• Required task:
Locate each line of the material that contains "aproximativ", then return it.

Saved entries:

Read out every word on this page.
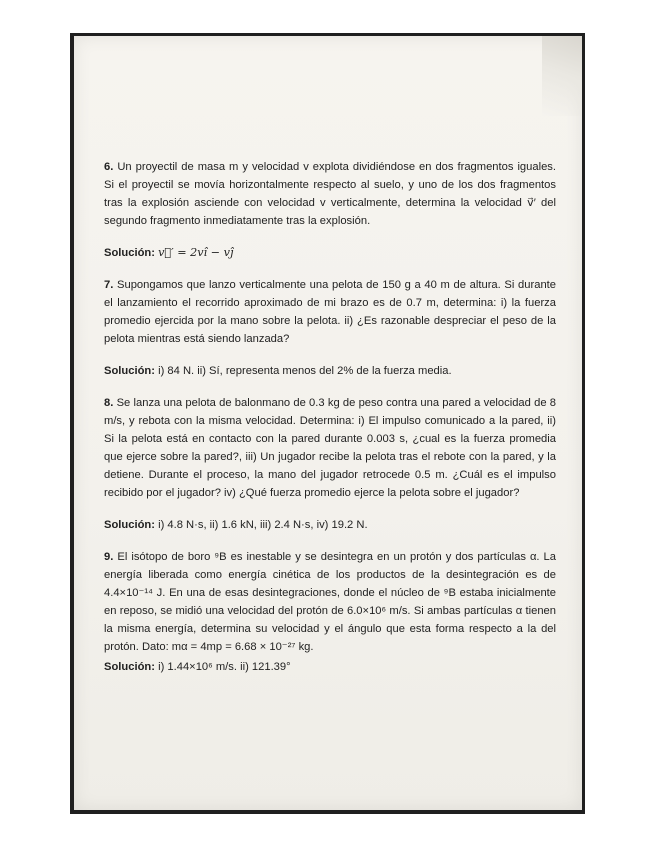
6. Un proyectil de masa m y velocidad v explota dividiéndose en dos fragmentos iguales. Si el proyectil se movía horizontalmente respecto al suelo, y uno de los dos fragmentos tras la explosión asciende con velocidad v verticalmente, determina la velocidad v⃗′ del segundo fragmento inmediatamente tras la explosión.

Solución: v⃗′ = 2vî − vĵ

7. Supongamos que lanzo verticalmente una pelota de 150 g a 40 m de altura. Si durante el lanzamiento el recorrido aproximado de mi brazo es de 0.7 m, determina: i) la fuerza promedio ejercida por la mano sobre la pelota. ii) ¿Es razonable despreciar el peso de la pelota mientras está siendo lanzada?

Solución: i) 84 N. ii) Sí, representa menos del 2% de la fuerza media.

8. Se lanza una pelota de balonmano de 0.3 kg de peso contra una pared a velocidad de 8 m/s, y rebota con la misma velocidad. Determina: i) El impulso comunicado a la pared, ii) Si la pelota está en contacto con la pared durante 0.003 s, ¿cual es la fuerza promedia que ejerce sobre la pared?, iii) Un jugador recibe la pelota tras el rebote con la pared, y la detiene. Durante el proceso, la mano del jugador retrocede 0.5 m. ¿Cuál es el impulso recibido por el jugador? iv) ¿Qué fuerza promedio ejerce la pelota sobre el jugador?

Solución: i) 4.8 N·s, ii) 1.6 kN, iii) 2.4 N·s, iv) 19.2 N.

9. El isótopo de boro ⁹B es inestable y se desintegra en un protón y dos partículas α. La energía liberada como energía cinética de los productos de la desintegración es de 4.4×10⁻¹⁴ J. En una de esas desintegraciones, donde el núcleo de ⁹B estaba inicialmente en reposo, se midió una velocidad del protón de 6.0×10⁶ m/s. Si ambas partículas α tienen la misma energía, determina su velocidad y el ángulo que esta forma respecto a la del protón. Dato: mα = 4mp = 6.68 × 10⁻²⁷ kg.

Solución: i) 1.44×10⁶ m/s. ii) 121.39°
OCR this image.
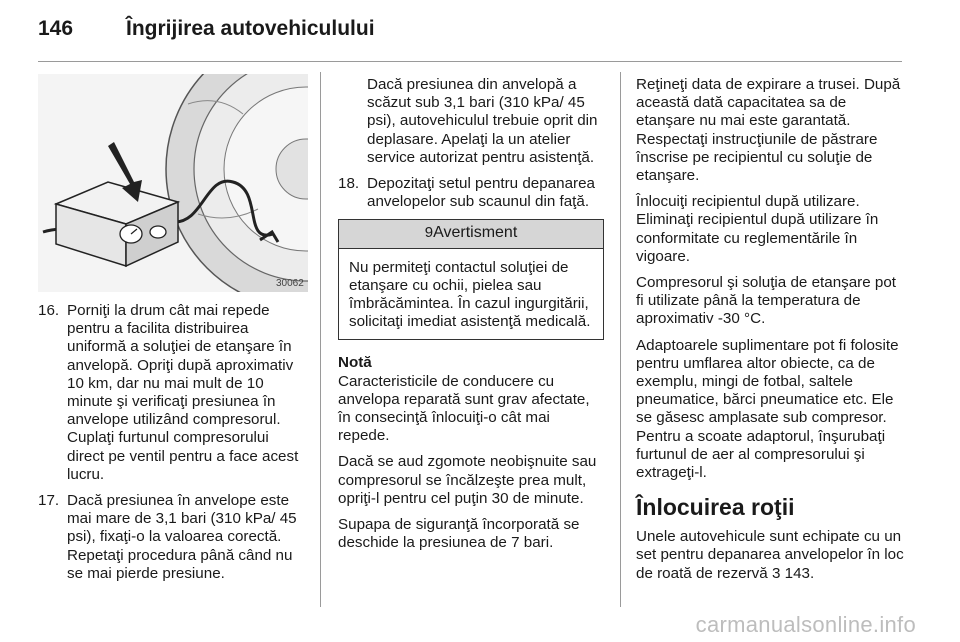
146	Îngrijirea autovehiculului
30062
16. Porniţi la drum cât mai repede pentru a facilita distribuirea uniformă a soluţiei de etanşare în anvelopă. Opriţi după aproximativ 10 km, dar nu mai mult de 10 minute şi verificaţi presiunea în anvelope utilizând compresorul. Cuplaţi furtunul compresorului direct pe ventil pentru a face acest lucru.
17. Dacă presiunea în anvelope este mai mare de 3,1 bari (310 kPa/ 45 psi), fixaţi-o la valoarea corectă. Repetaţi procedura până când nu se mai pierde presiune.
Dacă presiunea din anvelopă a scăzut sub 3,1 bari (310 kPa/ 45 psi), autovehiculul trebuie oprit din deplasare. Apelaţi la un atelier service autorizat pentru asistenţă.
18. Depozitaţi setul pentru depanarea anvelopelor sub scaunul din faţă.
9Avertisment
Nu permiteţi contactul soluţiei de etanşare cu ochii, pielea sau îmbrăcămintea. În cazul ingurgitării, solicitaţi imediat asistenţă medicală.
Notă

Caracteristicile de conducere cu anvelopa reparată sunt grav afectate, în consecinţă înlocuiţi-o cât mai repede.

Dacă se aud zgomote neobişnuite sau compresorul se încălzeşte prea mult, opriţi-l pentru cel puţin 30 de minute.

Supapa de siguranţă încorporată se deschide la presiunea de 7 bari.

Reţineţi data de expirare a trusei. După această dată capacitatea sa de etanşare nu mai este garantată. Respectaţi instrucţiunile de păstrare înscrise pe recipientul cu soluţie de etanşare.

Înlocuiţi recipientul după utilizare. Eliminaţi recipientul după utilizare în conformitate cu reglementările în vigoare.

Compresorul şi soluţia de etanşare pot fi utilizate până la temperatura de aproximativ -30 °C.

Adaptoarele suplimentare pot fi folosite pentru umflarea altor obiecte, ca de exemplu, mingi de fotbal, saltele pneumatice, bărci pneumatice etc. Ele se găsesc amplasate sub compresor. Pentru a scoate adaptorul, înşurubaţi furtunul de aer al compresorului şi extrageţi-l.

Înlocuirea roţii

Unele autovehicule sunt echipate cu un set pentru depanarea anvelopelor în loc de roată de rezervă 3 143.

carmanualsonline.info
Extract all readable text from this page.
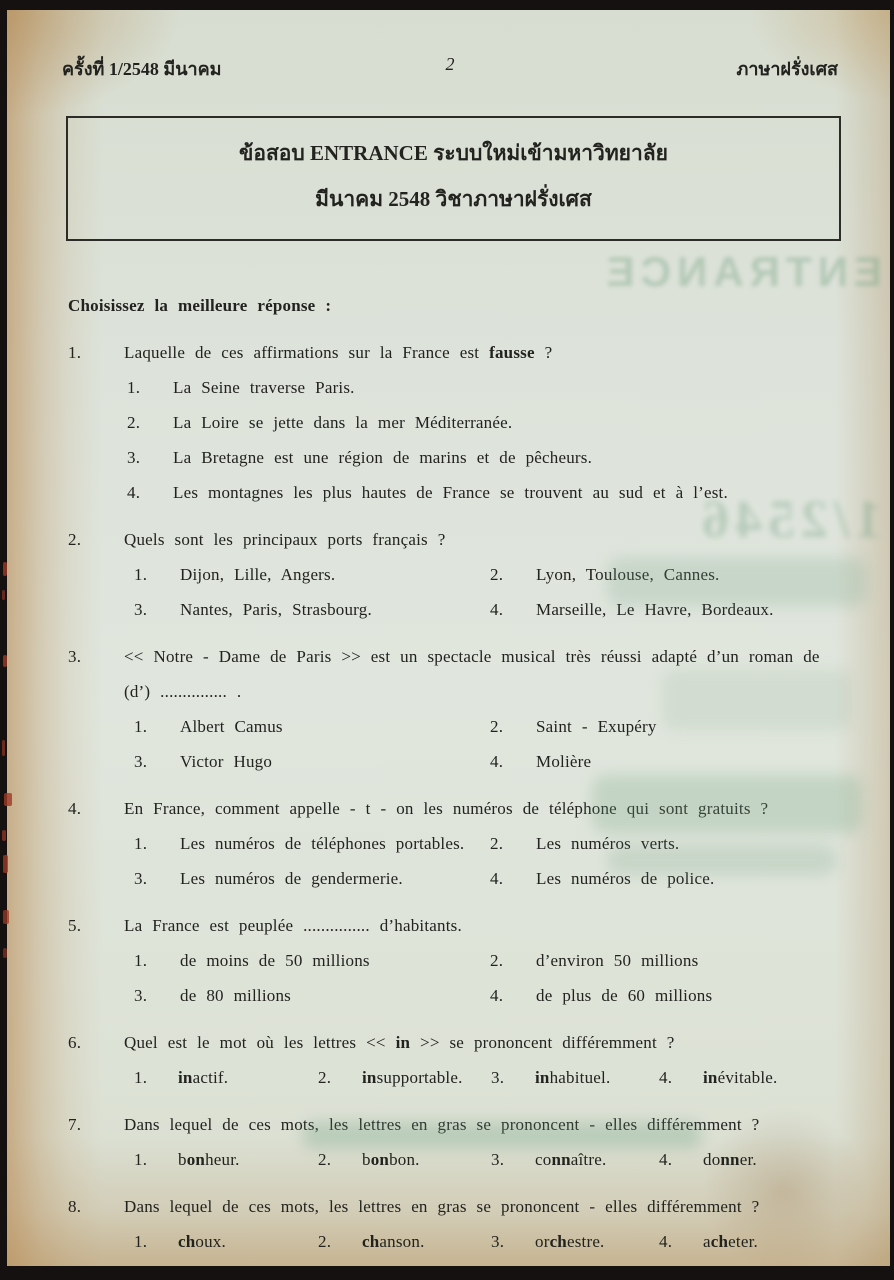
ENTRANCE
1/2546
ครั้งที่ 1/2548 มีนาคม	2	ภาษาฝรั่งเศส
ข้อสอบ ENTRANCE ระบบใหม่เข้ามหาวิทยาลัย
มีนาคม 2548 วิชาภาษาฝรั่งเศส
Choisissez la meilleure réponse :
1.	Laquelle de ces affirmations sur la France est fausse ?
1.	La Seine traverse Paris.
2.	La Loire se jette dans la mer Méditerranée.
3.	La Bretagne est une région de marins et de pêcheurs.
4.	Les montagnes les plus hautes de France se trouvent au sud et à l’est.
2.	Quels sont les principaux ports français ?
1.	Dijon, Lille, Angers.	2.	Lyon, Toulouse, Cannes.
3.	Nantes, Paris, Strasbourg.	4.	Marseille, Le Havre, Bordeaux.
3.	<< Notre - Dame de Paris >> est un spectacle musical très réussi adapté d’un roman de
(d’) ............... .
1.	Albert Camus	2.	Saint - Exupéry
3.	Victor Hugo	4.	Molière
4.	En France, comment appelle - t - on les numéros de téléphone qui sont gratuits ?
1.	Les numéros de téléphones portables. 2.	Les numéros verts.
3.	Les numéros de gendermerie.	4.	Les numéros de police.
5.	La France est peuplée ............... d’habitants.
1.	de moins de 50 millions	2.	d’environ 50 millions
3.	de 80 millions	4.	de plus de 60 millions
6.	Quel est le mot où les lettres << in >> se prononcent différemment ?
1.	inactif.	2.	insupportable. 3.	inhabituel.	4.	inévitable.
7.	Dans lequel de ces mots, les lettres en gras se prononcent - elles différemment ?
1.	bonheur.	2.	bonbon.	3.	connaître.	4.	donner.
8.	Dans lequel de ces mots, les lettres en gras se prononcent - elles différemment ?
1.	choux.	2.	chanson.	3.	orchestre.	4.	acheter.
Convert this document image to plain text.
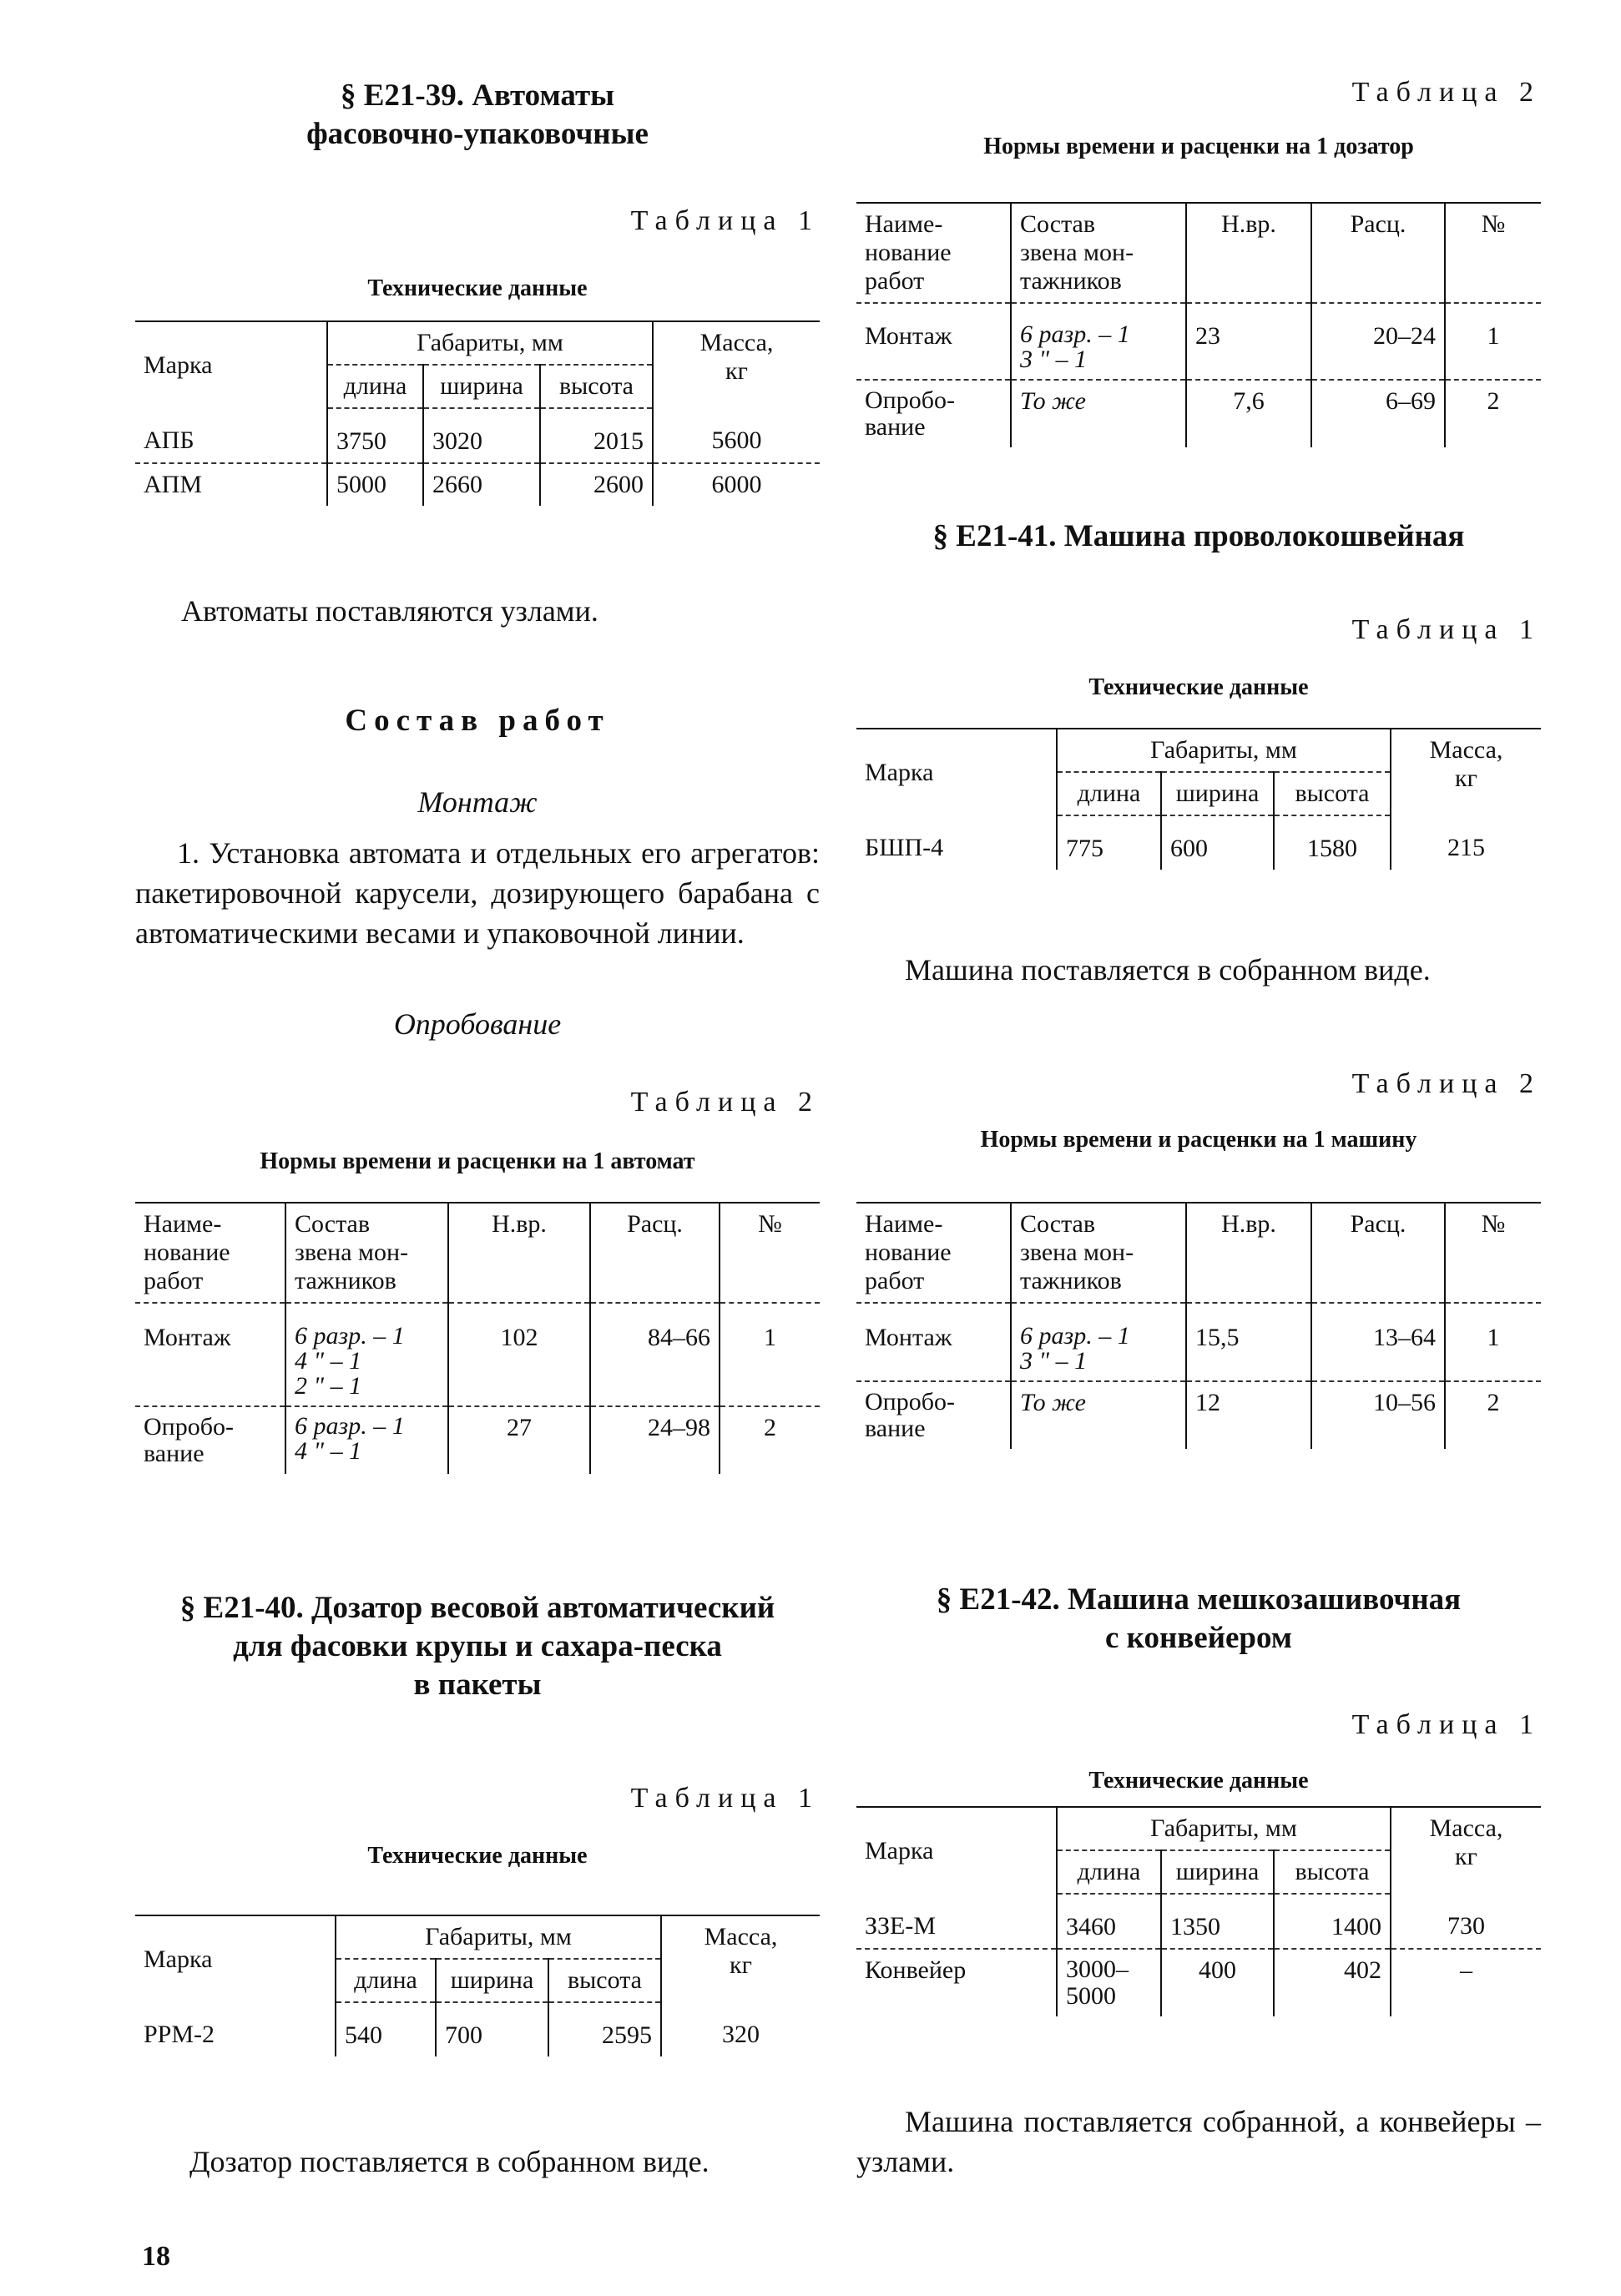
§ Е21-39. Автоматы
фасовочно-упаковочные
Таблица 1
Технические данные
Марка	Габариты, мм			Масса,
кг

	длина	ширина	высота	
АПБ	3750	3020	2015	5600
АПМ	5000	2660	2600	6000
Автоматы поставляются узлами.
Состав работ
Монтаж
1. Установка автомата и отдельных его агрегатов: пакетировочной карусели, дозирующего барабана с автоматическими весами и упаковочной линии.
Опробование
Таблица 2
Нормы времени и расценки на 1 автомат
Наиме-
нование
работ	Состав
звена мон-
тажников	Н.вр.	Расц.	№
Монтаж	6 разр. – 1
4 " – 1
2 " – 1	102	84–66	1

Опробо-
вание	6 разр. – 1
4 " – 1	27	24–98	2
§ Е21-40. Дозатор весовой автоматический
для фасовки крупы и сахара-песка
в пакеты
Таблица 1
Технические данные
Марка	Габариты, мм			Масса,
кг

	длина	ширина	высота	
РРМ-2	540	700	2595	320
Дозатор поставляется в собранном виде.
Таблица 2
Нормы времени и расценки на 1 дозатор
Наиме-
нование
работ	Состав
звена мон-
тажников	Н.вр.	Расц.	№
Монтаж	6 разр. – 1
3 " – 1	23	20–24	1

Опробо-
вание	То же	7,6	6–69	2
§ Е21-41. Машина проволокошвейная
Таблица 1
Технические данные
Марка	Габариты, мм			Масса,
кг

	длина	ширина	высота	
БШП-4	775	600	1580	215
Машина поставляется в собранном виде.
Таблица 2
Нормы времени и расценки на 1 машину
Наиме-
нование
работ	Состав
звена мон-
тажников	Н.вр.	Расц.	№
Монтаж	6 разр. – 1
3 " – 1	15,5	13–64	1

Опробо-
вание	То же	12	10–56	2
§ Е21-42. Машина мешкозашивочная
с конвейером
Таблица 1
Технические данные
Марка	Габариты, мм			Масса,
кг

	длина	ширина	высота	
ЗЗЕ-М	3460	1350	1400	730
Конвейер	3000–
5000	400	402	–
Машина поставляется собранной, а конвейеры – узлами.
18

• Task output:
16. Porniţi la drum cât mai repede pentru a facilita distribuirea uniformă a soluţiei de etanşare în anvelopă. Opriţi după aproximativ 10 km, dar nu mai mult de 10 minute şi verificaţi presiunea în anvelope utilizând compresorul. Cuplaţi furtunul compresorului direct pe ventil pentru a face acest lucru.
Compresorul şi soluţia de etanşare pot fi utilizate până la temperatura de aproximativ -30 °C.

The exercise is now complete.